--- Study text Enclosed Below ---
And is it possible to extend the dojo object as in jQuery we extend the root jquery object by using $.fn.somefunction that is internally defined as jQuery.fn = jQuery.prototype. Is there something similar in dojo.
And I feel documentation for dojo is not as good as jQuery's.
What are dijit and dojox ? When I import dojo.js from Google api library, and then using a plugin in dojo, these dijit and dojox were always a problem.
Need some help. I'm porting few plugins from jQuery to dojo. These plugins are not available in dojo.
I feel that you have to use the entire library when coding using dojo, and then compile it to get the optimized code, and export it to whereever needed. Am I right here? if not, what am I doing wrong?
1) dojo.require automatically downloads the needed files through XHR requests. You don't need to download anything manually. If you use the google CDN all classes should download from there, i would recommend to download the full package to your local application and use it from there. Later you probably want to create a Build. You should also read Starting with Dojo
2) Enhancing dojo like jQuery don't makes any sense. dojo is just the top namespace and under it you have a lot of classes like dojo.Animation, dojo.behavior, dojo.Deferred, dojo.NodeList and a lot of other classes. Some are functions like dojo.connect() and dojo.style().
If you want to create a new class look into dojo.declare. You can also create new classes under the dojo "namespace" or other namespaces.
If you want to add a new function to the dojo namespace, you can just type dojo.new_function = function(){} Like normal JavaScript. But i wouldn't recommend that. It can make problems if you upgrade to later Dojo versions.
jQuery and Dojo are completly different. If you type something like $('.data') in jQuery it fetches all dom-nodes with the class "data" and it returns a new object wraped in the jQuery class.
In Dojo you use dojo.query('.data') for the same effect. But it returns a new object of the type dojo.NodeList. If you want to add new functions to the chain ability you need to extend dojo.NodeList.
--- End of Enclosed Study text ---
--- Data to examine Enclosed Below ---
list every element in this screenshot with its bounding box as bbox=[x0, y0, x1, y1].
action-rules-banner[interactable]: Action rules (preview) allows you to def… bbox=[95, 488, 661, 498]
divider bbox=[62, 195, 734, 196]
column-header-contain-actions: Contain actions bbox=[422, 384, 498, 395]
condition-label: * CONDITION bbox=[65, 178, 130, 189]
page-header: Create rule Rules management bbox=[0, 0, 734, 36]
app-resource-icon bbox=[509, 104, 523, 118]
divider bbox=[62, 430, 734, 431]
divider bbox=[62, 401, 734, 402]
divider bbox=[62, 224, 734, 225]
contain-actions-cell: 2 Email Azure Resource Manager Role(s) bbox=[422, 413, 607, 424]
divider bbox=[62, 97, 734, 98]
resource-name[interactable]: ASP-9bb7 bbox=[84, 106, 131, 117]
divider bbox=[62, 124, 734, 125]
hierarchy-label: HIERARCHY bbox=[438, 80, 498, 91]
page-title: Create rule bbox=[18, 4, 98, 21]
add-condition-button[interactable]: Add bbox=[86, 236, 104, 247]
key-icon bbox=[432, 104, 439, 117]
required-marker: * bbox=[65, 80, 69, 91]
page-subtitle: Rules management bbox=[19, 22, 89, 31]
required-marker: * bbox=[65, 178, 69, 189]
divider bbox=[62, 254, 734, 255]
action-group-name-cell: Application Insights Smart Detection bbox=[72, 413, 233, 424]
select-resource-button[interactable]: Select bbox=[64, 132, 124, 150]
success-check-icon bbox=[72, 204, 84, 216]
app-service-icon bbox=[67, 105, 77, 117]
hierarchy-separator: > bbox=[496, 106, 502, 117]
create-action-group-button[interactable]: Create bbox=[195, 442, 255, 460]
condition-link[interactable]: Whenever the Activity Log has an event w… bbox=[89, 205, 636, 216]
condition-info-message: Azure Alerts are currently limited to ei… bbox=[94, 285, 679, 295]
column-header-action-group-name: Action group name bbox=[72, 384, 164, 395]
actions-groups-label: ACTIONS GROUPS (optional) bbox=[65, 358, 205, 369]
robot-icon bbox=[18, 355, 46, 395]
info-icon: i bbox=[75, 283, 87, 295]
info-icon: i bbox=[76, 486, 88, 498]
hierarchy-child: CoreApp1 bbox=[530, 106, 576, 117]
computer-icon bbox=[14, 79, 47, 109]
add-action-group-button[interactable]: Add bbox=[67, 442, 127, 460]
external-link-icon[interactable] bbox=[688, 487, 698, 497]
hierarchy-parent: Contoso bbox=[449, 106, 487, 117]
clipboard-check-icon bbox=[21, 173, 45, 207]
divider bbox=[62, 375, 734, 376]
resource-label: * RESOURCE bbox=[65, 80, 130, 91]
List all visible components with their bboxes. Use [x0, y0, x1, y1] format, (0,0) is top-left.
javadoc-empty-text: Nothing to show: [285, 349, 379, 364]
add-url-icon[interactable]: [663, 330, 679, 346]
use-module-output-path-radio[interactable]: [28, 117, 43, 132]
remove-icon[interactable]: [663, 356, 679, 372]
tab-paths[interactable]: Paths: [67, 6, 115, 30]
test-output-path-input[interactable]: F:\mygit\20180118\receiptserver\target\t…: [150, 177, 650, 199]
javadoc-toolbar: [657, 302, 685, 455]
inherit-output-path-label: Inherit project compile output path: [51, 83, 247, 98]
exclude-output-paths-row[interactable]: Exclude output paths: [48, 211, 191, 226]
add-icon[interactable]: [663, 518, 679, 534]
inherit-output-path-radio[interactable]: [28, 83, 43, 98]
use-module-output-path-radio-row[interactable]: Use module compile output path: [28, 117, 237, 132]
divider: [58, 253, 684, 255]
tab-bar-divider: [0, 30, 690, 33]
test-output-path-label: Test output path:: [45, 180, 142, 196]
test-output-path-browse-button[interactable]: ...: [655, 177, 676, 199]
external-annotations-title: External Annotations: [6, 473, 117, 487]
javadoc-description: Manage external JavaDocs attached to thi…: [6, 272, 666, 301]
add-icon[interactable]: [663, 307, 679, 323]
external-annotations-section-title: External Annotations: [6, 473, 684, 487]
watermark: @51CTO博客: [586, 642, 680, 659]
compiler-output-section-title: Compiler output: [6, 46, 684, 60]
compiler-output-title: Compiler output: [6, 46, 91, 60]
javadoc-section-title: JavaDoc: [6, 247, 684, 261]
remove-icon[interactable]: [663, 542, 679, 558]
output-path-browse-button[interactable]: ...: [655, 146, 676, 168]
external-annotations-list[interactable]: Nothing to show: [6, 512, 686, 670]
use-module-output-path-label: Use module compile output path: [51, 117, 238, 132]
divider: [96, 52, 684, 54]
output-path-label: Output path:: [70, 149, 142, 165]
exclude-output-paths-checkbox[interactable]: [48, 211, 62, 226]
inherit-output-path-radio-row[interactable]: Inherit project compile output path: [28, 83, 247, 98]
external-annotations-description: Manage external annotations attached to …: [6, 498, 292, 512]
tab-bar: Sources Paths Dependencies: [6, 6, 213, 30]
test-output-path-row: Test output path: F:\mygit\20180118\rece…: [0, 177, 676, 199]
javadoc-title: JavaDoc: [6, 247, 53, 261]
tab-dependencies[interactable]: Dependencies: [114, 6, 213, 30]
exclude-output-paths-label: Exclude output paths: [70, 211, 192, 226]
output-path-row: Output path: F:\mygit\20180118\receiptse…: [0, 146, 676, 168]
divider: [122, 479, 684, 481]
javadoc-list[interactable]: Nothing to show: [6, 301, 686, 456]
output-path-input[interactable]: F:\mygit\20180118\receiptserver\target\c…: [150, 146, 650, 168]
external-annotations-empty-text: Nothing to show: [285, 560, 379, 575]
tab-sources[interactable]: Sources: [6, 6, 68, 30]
--- End of Enclosed Data to examine ---
Explore the material:
(A) Please write out the dojo discussion again, everything from "And I feel documentation" down to "available in dojo.", and switch "Google api library" to "Google Hosted Libraries".
(B) Pick up the dojo discussion after its last sentence and continue it.

Expected outputs:
(A)
And I feel documentation for dojo is not as good as jQuery's.
What are dijit and dojox ? When I import dojo.js from Google Hosted Libraries, and then using a plugin in dojo, these dijit and dojox were always a problem.
Need some help. I'm porting few plugins from jQuery to dojo. These plugins are not available in dojo.

(B)
There already exists some extension like dojo.NodeList-fx that adds the Animation effect to the dojo.NodeList class. If you load the class with dojo.require() your dojo.Nodelist will extend automatically. Look into Extend dojo.NodeList for more information.
3) The documentation is quite good, everything you asked is already documented and i provided some ressources you completly find on the main page from Dojo. The difference is that Dojo is a completly Toolkit, including GUI, layout systems, Widgets, data abstraction and a lot of other really high-level stuff. If you never worked with something like that, it could be hard to start with it because it contains so much. jQuery doesn't provide anything like this. So sometimes it is sure easier to start with it.
For documentation look at:
Tutorials
Reference Guide
API Browser
4) Dojo is a toolkit that uses 3 namespaces in JavaScript dojo, dijit and dojox. The dojo namespace contains things that nearly everybody uses later, like a Framework for I18N, L10N, model abstraction like dojo.data or dojo.store and a lot of other stuff.
Just loading the "dojo.js" file by the way don't give you everything that dojo provides.
The dijit namespace contains a lot of widgets in Dojo. All Widgets in the dijit namespace have full I10N and L10N support. dijit contains Dialog, Layout Systems, Widgets like calendar, buttons, select fields, radio fields, a full WYSIWYG Editor under dijit.Editor.
Also see the Dijit Theme Editor to see what Dijit contains. The complete site including layout is complete based on dijit.
The dojox namespace contains a lot of extra functionality that dont fit in dijit or are experimental. But not everything is experimental. You find things like the dojox.grid.DataGrid or dojox.charting (Start Charting, Advanced Charting) or Systems like dojox.gfx to create cross-browser graphics that uses SVG, Canvas, VRML, Silverlight or Flash.
Just look into Beyond Dojo's Core to get a (small) overview what dijit and dojox contains.